Transcribe each record below word for word.

** Begin GIVEN DATA **

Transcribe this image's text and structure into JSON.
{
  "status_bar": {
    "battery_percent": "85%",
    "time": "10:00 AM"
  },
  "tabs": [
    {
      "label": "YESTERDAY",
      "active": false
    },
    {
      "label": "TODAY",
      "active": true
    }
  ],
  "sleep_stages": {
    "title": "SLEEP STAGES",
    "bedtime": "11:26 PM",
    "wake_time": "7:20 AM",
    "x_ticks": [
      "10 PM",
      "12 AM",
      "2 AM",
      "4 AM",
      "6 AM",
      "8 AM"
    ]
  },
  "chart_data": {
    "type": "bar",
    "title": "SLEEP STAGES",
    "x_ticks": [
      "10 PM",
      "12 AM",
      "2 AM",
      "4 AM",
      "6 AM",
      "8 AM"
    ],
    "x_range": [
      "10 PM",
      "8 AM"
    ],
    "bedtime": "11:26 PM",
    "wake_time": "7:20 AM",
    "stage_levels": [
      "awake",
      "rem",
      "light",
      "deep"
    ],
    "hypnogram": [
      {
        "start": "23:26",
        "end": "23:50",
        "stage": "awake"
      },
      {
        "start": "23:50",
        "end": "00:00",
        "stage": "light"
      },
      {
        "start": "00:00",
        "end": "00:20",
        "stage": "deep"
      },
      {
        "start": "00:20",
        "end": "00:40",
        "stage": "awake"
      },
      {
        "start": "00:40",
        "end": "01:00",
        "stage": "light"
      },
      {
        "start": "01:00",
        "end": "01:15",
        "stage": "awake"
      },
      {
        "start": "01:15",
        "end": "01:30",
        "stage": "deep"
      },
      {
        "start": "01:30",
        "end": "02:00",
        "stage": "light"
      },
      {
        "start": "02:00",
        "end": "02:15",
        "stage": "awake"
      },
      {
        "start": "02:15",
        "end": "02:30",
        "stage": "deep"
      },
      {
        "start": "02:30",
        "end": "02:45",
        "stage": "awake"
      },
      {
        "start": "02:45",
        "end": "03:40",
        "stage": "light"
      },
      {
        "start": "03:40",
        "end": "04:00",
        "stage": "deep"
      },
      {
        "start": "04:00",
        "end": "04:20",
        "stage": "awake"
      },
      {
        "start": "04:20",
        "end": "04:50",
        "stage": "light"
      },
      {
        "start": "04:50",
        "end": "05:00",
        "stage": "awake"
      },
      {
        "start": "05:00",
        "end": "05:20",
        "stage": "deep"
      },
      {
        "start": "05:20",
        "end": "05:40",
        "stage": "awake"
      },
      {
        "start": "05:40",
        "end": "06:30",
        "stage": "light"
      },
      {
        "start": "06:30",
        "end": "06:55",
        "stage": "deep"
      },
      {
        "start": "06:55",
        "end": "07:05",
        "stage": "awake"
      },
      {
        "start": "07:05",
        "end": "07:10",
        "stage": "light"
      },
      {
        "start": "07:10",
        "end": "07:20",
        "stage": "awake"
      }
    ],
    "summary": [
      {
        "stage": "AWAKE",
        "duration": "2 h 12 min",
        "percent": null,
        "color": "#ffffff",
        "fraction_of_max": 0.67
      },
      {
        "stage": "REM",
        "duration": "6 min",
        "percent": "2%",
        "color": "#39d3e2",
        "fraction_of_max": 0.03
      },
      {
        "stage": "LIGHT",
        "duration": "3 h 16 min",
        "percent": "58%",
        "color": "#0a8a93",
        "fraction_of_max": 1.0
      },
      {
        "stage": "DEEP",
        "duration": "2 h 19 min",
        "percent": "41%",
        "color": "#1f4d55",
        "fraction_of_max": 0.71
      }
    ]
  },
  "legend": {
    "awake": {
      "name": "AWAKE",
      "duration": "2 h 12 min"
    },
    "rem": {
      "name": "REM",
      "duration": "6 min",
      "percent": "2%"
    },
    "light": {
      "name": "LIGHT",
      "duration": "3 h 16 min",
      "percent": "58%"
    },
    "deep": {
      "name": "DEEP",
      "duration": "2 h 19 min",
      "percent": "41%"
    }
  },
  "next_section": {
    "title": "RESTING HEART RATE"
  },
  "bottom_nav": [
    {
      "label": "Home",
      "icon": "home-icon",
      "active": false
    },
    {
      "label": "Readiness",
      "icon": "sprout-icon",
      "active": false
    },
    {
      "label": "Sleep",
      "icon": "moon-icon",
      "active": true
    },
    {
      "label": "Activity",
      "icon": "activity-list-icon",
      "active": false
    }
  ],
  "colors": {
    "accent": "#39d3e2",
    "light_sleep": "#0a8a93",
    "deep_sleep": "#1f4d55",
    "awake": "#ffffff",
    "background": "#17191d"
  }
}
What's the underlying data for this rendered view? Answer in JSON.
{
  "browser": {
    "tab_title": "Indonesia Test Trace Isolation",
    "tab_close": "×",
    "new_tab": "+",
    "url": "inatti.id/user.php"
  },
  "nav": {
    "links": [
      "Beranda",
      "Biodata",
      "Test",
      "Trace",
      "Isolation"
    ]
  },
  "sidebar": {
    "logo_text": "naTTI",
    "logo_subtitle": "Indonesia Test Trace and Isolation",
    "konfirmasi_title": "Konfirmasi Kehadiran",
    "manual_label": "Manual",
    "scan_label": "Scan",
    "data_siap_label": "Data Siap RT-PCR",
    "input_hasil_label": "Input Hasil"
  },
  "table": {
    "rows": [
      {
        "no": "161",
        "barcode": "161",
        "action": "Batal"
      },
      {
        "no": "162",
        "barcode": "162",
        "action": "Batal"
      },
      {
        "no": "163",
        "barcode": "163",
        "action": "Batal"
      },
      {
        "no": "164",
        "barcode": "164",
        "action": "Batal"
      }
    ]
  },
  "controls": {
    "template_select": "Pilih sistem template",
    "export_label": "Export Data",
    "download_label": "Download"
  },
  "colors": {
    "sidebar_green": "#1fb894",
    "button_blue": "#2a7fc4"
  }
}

** End GIVEN DATA **

ANSWER FOR THE TASK —
Transcribe this image's text and structure into JSON.
{
  "status_bar": {
    "battery_percent": "85%",
    "time": "10:00 AM"
  },
  "tabs": [
    {
      "label": "YESTERDAY",
      "active": false
    },
    {
      "label": "TODAY",
      "active": true
    }
  ],
  "sleep_stages": {
    "title": "SLEEP STAGES",
    "bedtime": "11:26 PM",
    "wake_time": "7:20 AM",
    "x_ticks": [
      "10 PM",
      "12 AM",
      "2 AM",
      "4 AM",
      "6 AM",
      "8 AM"
    ]
  },
  "chart_data": {
    "type": "bar",
    "title": "SLEEP STAGES",
    "x_ticks": [
      "10 PM",
      "12 AM",
      "2 AM",
      "4 AM",
      "6 AM",
      "8 AM"
    ],
    "x_range": [
      "10 PM",
      "8 AM"
    ],
    "bedtime": "11:26 PM",
    "wake_time": "7:20 AM",
    "stage_levels": [
      "awake",
      "rem",
      "light",
      "deep"
    ],
    "hypnogram": [
      {
        "start": "23:26",
        "end": "23:50",
        "stage": "awake"
      },
      {
        "start": "23:50",
        "end": "00:00",
        "stage": "light"
      },
      {
        "start": "00:00",
        "end": "00:20",
        "stage": "deep"
      },
      {
        "start": "00:20",
        "end": "00:40",
        "stage": "awake"
      },
      {
        "start": "00:40",
        "end": "01:00",
        "stage": "light"
      },
      {
        "start": "01:00",
        "end": "01:15",
        "stage": "awake"
      },
      {
        "start": "01:15",
        "end": "01:30",
        "stage": "deep"
      },
      {
        "start": "01:30",
        "end": "02:00",
        "stage": "light"
      },
      {
        "start": "02:00",
        "end": "02:15",
        "stage": "awake"
      },
      {
        "start": "02:15",
        "end": "02:30",
        "stage": "deep"
      },
      {
        "start": "02:30",
        "end": "02:45",
        "stage": "awake"
      },
      {
        "start": "02:45",
        "end": "03:40",
        "stage": "light"
      },
      {
        "start": "03:40",
        "end": "04:00",
        "stage": "deep"
      },
      {
        "start": "04:00",
        "end": "04:20",
        "stage": "awake"
      },
      {
        "start": "04:20",
        "end": "04:50",
        "stage": "light"
      },
      {
        "start": "04:50",
        "end": "05:00",
        "stage": "awake"
      },
      {
        "start": "05:00",
        "end": "05:20",
        "stage": "deep"
      },
      {
        "start": "05:20",
        "end": "05:40",
        "stage": "awake"
      },
      {
        "start": "05:40",
        "end": "06:30",
        "stage": "light"
      },
      {
        "start": "06:30",
        "end": "06:55",
        "stage": "deep"
      },
      {
        "start": "06:55",
        "end": "07:05",
        "stage": "awake"
      },
      {
        "start": "07:05",
        "end": "07:10",
        "stage": "light"
      },
      {
        "start": "07:10",
        "end": "07:20",
        "stage": "awake"
      }
    ],
    "summary": [
      {
        "stage": "AWAKE",
        "duration": "2 h 12 min",
        "percent": null,
        "color": "#ffffff",
        "fraction_of_max": 0.67
      },
      {
        "stage": "REM",
        "duration": "6 min",
        "percent": "2%",
        "color": "#39d3e2",
        "fraction_of_max": 0.03
      },
      {
        "stage": "LIGHT",
        "duration": "3 h 16 min",
        "percent": "58%",
        "color": "#0a8a93",
        "fraction_of_max": 1.0
      },
      {
        "stage": "DEEP",
        "duration": "2 h 19 min",
        "percent": "41%",
        "color": "#1f4d55",
        "fraction_of_max": 0.71
      }
    ]
  },
  "legend": {
    "awake": {
      "name": "AWAKE",
      "duration": "2 h 12 min"
    },
    "rem": {
      "name": "REM",
      "duration": "6 min",
      "percent": "2%"
    },
    "light": {
      "name": "LIGHT",
      "duration": "3 h 16 min",
      "percent": "58%"
    },
    "deep": {
      "name": "DEEP",
      "duration": "2 h 19 min",
      "percent": "41%"
    }
  },
  "next_section": {
    "title": "RESTING HEART RATE"
  },
  "bottom_nav": [
    {
      "label": "Home",
      "icon": "home-icon",
      "active": false
    },
    {
      "label": "Readiness",
      "icon": "sprout-icon",
      "active": false
    },
    {
      "label": "Sleep",
      "icon": "moon-icon",
      "active": true
    },
    {
      "label": "Activity",
      "icon": "activity-list-icon",
      "active": false
    }
  ],
  "colors": {
    "accent": "#39d3e2",
    "light_sleep": "#0a8a93",
    "deep_sleep": "#1f4d55",
    "awake": "#ffffff",
    "background": "#17191d"
  }
}
What's the underlying data for this rendered view? Answer in JSON.
{
  "browser": {
    "tab_title": "Indonesia Test Trace Isolation",
    "tab_close": "×",
    "new_tab": "+",
    "url": "inatti.id/user.php"
  },
  "nav": {
    "links": [
      "Beranda",
      "Biodata",
      "Test",
      "Trace",
      "Isolation"
    ]
  },
  "sidebar": {
    "logo_text": "naTTI",
    "logo_subtitle": "Indonesia Test Trace and Isolation",
    "konfirmasi_title": "Konfirmasi Kehadiran",
    "manual_label": "Manual",
    "scan_label": "Scan",
    "data_siap_label": "Data Siap RT-PCR",
    "input_hasil_label": "Input Hasil"
  },
  "table": {
    "rows": [
      {
        "no": "161",
        "barcode": "161",
        "action": "Batal"
      },
      {
        "no": "162",
        "barcode": "162",
        "action": "Batal"
      },
      {
        "no": "163",
        "barcode": "163",
        "action": "Batal"
      },
      {
        "no": "164",
        "barcode": "164",
        "action": "Batal"
      }
    ]
  },
  "controls": {
    "template_select": "Pilih sistem template",
    "export_label": "Export Data",
    "download_label": "Download"
  },
  "colors": {
    "sidebar_green": "#1fb894",
    "button_blue": "#2a7fc4"
  }
}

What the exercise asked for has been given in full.